→ TASK TO COMPLETE: Write out every line below that includes the word "from".

--- PROVIDED RECORDS ---

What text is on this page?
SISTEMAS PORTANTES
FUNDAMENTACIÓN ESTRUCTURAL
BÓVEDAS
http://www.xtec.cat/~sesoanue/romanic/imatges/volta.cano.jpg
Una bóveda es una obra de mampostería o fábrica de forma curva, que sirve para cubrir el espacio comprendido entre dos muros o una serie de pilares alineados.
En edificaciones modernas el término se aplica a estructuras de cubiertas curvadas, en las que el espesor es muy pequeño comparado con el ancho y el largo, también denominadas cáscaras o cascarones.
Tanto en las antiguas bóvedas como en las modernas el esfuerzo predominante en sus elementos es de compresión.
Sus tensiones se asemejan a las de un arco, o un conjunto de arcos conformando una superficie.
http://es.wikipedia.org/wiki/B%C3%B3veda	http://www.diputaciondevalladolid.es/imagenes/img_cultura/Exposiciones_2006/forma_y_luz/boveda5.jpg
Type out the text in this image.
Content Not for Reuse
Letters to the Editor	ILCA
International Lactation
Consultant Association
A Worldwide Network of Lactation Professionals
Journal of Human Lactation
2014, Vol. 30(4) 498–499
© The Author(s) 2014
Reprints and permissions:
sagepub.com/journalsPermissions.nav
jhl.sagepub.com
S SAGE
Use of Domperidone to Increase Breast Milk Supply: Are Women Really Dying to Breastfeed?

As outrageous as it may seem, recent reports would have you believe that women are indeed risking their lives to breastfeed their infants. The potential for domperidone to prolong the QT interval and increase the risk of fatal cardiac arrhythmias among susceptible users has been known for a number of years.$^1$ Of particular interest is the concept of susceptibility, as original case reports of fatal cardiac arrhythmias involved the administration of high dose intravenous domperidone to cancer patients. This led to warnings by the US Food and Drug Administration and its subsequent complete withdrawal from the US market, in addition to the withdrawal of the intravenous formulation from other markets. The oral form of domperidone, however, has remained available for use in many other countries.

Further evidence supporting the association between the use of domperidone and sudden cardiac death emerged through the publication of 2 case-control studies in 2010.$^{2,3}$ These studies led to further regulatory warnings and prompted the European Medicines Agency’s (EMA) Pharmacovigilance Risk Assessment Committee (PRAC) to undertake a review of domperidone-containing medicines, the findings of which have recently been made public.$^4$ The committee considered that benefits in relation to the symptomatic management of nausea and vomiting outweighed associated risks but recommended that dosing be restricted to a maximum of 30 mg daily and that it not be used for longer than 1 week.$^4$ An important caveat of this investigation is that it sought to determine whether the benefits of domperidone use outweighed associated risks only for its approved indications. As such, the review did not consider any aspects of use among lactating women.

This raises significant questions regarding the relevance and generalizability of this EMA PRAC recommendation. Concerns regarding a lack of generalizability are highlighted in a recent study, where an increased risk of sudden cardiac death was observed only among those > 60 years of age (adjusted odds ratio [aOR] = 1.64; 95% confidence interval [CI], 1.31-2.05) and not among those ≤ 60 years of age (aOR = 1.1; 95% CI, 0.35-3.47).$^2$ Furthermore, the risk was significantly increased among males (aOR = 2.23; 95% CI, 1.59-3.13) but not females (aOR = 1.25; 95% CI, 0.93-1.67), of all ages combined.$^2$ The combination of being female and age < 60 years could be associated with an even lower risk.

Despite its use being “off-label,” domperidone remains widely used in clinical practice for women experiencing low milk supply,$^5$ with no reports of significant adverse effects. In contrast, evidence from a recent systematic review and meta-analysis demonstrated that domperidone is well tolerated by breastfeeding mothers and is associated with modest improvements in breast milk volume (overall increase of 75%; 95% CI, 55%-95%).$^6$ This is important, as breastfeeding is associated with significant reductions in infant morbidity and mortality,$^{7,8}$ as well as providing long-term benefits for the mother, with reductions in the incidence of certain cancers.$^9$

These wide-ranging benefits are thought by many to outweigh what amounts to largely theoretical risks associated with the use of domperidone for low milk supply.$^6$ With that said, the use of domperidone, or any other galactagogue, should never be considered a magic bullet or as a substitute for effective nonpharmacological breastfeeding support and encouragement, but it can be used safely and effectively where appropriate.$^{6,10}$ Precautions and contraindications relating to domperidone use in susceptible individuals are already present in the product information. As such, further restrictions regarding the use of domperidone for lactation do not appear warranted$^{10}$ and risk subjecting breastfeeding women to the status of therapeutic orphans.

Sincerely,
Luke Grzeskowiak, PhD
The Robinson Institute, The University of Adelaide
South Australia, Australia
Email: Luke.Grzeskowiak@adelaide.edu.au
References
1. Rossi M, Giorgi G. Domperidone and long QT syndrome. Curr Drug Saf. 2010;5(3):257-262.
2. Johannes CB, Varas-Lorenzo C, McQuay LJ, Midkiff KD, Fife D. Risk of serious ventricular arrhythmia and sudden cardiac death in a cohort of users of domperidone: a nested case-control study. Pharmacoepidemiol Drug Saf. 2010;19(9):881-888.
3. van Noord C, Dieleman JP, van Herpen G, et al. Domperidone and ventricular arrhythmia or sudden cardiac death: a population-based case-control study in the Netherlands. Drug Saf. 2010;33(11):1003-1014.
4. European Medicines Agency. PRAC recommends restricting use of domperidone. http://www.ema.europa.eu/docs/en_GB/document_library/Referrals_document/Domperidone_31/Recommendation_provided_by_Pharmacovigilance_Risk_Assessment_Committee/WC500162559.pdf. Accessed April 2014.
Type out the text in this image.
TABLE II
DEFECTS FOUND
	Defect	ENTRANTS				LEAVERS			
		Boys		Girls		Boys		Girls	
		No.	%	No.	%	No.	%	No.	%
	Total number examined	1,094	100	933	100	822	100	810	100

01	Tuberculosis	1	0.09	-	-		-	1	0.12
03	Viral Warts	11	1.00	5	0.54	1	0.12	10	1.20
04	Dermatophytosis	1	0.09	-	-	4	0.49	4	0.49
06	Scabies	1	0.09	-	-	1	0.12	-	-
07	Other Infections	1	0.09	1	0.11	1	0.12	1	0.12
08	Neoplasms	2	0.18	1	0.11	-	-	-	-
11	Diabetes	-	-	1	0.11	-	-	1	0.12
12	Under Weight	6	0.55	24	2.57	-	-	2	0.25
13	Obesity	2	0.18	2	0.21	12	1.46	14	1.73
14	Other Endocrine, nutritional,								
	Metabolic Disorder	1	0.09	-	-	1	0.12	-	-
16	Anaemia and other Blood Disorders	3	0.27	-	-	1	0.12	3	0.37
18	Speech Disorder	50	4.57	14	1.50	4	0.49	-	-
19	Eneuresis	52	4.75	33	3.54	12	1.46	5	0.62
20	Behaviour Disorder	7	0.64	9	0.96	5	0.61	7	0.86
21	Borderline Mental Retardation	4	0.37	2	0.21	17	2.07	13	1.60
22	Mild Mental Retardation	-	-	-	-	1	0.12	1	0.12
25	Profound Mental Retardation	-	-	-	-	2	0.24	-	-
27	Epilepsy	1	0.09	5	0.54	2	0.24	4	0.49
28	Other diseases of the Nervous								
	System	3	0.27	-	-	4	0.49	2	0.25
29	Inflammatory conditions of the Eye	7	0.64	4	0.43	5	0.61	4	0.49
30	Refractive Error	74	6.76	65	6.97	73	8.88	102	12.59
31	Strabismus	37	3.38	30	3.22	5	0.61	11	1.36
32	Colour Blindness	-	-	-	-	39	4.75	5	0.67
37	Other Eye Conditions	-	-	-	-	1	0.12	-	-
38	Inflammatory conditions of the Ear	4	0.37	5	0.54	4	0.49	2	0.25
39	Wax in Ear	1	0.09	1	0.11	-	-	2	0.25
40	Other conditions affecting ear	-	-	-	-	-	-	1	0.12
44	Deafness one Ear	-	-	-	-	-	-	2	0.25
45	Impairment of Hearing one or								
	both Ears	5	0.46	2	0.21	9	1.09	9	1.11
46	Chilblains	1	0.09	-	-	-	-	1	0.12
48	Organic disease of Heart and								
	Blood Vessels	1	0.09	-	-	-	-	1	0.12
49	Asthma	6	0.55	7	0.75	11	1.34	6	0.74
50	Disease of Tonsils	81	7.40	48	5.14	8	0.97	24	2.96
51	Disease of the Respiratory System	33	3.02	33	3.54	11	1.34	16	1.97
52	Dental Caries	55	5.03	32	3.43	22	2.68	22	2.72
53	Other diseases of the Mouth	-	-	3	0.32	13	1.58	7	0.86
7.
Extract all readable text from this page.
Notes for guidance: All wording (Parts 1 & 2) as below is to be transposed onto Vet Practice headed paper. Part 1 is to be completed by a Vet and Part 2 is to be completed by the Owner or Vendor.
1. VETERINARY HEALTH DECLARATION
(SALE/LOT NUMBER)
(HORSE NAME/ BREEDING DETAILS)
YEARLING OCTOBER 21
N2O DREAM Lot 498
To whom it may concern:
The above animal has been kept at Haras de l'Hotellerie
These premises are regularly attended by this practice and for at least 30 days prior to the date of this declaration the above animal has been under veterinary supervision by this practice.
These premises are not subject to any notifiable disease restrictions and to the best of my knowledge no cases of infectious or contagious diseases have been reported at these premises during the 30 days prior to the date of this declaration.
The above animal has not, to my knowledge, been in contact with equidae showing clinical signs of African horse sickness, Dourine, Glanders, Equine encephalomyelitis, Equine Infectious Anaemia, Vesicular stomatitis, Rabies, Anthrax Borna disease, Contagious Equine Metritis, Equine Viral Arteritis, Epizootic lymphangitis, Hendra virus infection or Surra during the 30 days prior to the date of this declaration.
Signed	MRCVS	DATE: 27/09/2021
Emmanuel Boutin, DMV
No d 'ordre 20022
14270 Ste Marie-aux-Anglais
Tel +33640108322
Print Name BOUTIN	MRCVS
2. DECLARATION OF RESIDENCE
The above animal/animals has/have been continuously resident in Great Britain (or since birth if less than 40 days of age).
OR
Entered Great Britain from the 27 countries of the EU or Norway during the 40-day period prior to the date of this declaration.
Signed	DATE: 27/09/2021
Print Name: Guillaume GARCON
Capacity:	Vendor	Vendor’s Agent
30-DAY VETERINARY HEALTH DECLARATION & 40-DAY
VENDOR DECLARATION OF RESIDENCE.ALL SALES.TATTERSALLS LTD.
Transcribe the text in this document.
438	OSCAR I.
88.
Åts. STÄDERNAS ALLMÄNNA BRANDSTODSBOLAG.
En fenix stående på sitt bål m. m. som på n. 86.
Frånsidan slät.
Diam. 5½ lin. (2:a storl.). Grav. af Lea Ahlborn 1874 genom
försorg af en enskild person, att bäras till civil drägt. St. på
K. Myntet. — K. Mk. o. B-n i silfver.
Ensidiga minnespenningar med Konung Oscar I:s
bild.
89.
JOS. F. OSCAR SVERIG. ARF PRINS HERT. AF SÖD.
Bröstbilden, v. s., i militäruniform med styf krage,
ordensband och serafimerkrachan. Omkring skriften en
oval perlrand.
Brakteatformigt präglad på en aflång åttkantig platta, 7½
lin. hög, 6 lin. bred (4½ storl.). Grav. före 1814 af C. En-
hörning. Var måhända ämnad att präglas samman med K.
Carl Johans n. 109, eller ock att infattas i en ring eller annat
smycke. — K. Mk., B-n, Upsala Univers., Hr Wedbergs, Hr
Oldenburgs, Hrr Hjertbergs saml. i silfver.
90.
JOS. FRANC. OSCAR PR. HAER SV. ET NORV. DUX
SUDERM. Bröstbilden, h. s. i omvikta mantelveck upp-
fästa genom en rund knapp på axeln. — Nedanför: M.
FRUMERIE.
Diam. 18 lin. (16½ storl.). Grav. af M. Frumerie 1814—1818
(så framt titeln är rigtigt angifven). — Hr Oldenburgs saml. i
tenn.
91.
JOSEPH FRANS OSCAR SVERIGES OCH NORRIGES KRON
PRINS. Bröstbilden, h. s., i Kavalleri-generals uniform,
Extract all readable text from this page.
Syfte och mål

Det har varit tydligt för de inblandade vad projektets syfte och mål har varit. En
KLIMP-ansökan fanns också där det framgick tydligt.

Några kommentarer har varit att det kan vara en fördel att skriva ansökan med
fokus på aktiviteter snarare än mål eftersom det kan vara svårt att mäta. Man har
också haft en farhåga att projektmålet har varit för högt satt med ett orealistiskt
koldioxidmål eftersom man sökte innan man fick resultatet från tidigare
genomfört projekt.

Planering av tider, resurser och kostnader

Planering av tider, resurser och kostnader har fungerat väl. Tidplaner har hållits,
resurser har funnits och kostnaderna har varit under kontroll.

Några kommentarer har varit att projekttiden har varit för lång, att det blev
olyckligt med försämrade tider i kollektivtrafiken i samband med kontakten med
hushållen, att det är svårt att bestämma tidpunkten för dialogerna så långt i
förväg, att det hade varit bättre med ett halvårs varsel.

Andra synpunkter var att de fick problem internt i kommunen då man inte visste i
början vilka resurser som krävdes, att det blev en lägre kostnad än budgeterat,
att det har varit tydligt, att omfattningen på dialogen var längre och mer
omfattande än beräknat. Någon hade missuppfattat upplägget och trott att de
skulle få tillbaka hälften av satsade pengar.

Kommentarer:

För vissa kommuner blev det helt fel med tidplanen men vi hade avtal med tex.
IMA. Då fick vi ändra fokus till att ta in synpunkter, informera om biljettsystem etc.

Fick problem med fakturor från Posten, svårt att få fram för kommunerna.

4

---

→ FINAL ANSWER:
As outrageous as it may seem, recent reports would have you believe that women are indeed risking their lives to breastfeed their infants. The potential for domperidone to prolong the QT interval and increase the risk of fatal cardiac arrhythmias among susceptible users has been known for a number of years.$^1$ Of particular interest is the concept of susceptibility, as original case reports of fatal cardiac arrhythmias involved the administration of high dose intravenous domperidone to cancer patients. This led to warnings by the US Food and Drug Administration and its subsequent complete withdrawal from the US market, in addition to the withdrawal of the intravenous formulation from other markets. The oral form of domperidone, however, has remained available for use in many other countries.
Despite its use being “off-label,” domperidone remains widely used in clinical practice for women experiencing low milk supply,$^5$ with no reports of significant adverse effects. In contrast, evidence from a recent systematic review and meta-analysis demonstrated that domperidone is well tolerated by breastfeeding mothers and is associated with modest improvements in breast milk volume (overall increase of 75%; 95% CI, 55%-95%).$^6$ This is important, as breastfeeding is associated with significant reductions in infant morbidity and mortality,$^{7,8}$ as well as providing long-term benefits for the mother, with reductions in the incidence of certain cancers.$^9$
Extract all readable text from this page.
Entered Great Britain from the 27 countries of the EU or Norway during the 40-day period prior to the date of this declaration.
Extract all readable text from this page.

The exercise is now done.